-- BEGIN RECORDS FOR THIS TASK --
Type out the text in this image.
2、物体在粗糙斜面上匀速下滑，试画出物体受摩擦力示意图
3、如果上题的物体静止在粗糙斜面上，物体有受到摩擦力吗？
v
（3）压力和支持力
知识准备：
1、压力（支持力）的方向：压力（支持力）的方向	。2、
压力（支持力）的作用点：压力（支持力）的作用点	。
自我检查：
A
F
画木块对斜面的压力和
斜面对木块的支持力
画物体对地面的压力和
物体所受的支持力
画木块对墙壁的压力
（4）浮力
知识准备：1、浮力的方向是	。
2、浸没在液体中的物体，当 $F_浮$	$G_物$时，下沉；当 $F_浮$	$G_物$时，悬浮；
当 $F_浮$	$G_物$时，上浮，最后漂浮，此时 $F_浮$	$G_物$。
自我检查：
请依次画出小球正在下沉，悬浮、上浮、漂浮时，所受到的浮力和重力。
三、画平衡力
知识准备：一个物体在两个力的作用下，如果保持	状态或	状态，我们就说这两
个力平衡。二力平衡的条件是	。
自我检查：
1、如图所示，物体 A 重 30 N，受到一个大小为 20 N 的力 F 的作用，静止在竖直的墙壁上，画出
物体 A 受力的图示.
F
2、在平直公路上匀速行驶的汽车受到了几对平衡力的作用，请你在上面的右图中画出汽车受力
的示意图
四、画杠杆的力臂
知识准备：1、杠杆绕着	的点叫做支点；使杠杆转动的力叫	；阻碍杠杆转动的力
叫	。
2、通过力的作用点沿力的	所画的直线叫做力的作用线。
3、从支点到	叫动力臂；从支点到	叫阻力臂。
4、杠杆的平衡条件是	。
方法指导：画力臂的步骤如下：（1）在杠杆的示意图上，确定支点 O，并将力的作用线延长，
-- END RECORDS FOR THIS TASK --
THE PROBLEM ▸
Repeat each of the entries above precisely as given.

FULL ANSWER ▸
Type out the text in this image.
2、物体在粗糙斜面上匀速下滑，试画出物体受摩擦力示意图
3、如果上题的物体静止在粗糙斜面上，物体有受到摩擦力吗？
v
（3）压力和支持力
知识准备：
1、压力（支持力）的方向：压力（支持力）的方向	。2、
压力（支持力）的作用点：压力（支持力）的作用点	。
自我检查：
A
F
画木块对斜面的压力和
斜面对木块的支持力
画物体对地面的压力和
物体所受的支持力
画木块对墙壁的压力
（4）浮力
知识准备：1、浮力的方向是	。
2、浸没在液体中的物体，当 $F_浮$	$G_物$时，下沉；当 $F_浮$	$G_物$时，悬浮；
当 $F_浮$	$G_物$时，上浮，最后漂浮，此时 $F_浮$	$G_物$。
自我检查：
请依次画出小球正在下沉，悬浮、上浮、漂浮时，所受到的浮力和重力。
三、画平衡力
知识准备：一个物体在两个力的作用下，如果保持	状态或	状态，我们就说这两
个力平衡。二力平衡的条件是	。
自我检查：
1、如图所示，物体 A 重 30 N，受到一个大小为 20 N 的力 F 的作用，静止在竖直的墙壁上，画出
物体 A 受力的图示.
F
2、在平直公路上匀速行驶的汽车受到了几对平衡力的作用，请你在上面的右图中画出汽车受力
的示意图
四、画杠杆的力臂
知识准备：1、杠杆绕着	的点叫做支点；使杠杆转动的力叫	；阻碍杠杆转动的力
叫	。
2、通过力的作用点沿力的	所画的直线叫做力的作用线。
3、从支点到	叫动力臂；从支点到	叫阻力臂。
4、杠杆的平衡条件是	。
方法指导：画力臂的步骤如下：（1）在杠杆的示意图上，确定支点 O，并将力的作用线延长，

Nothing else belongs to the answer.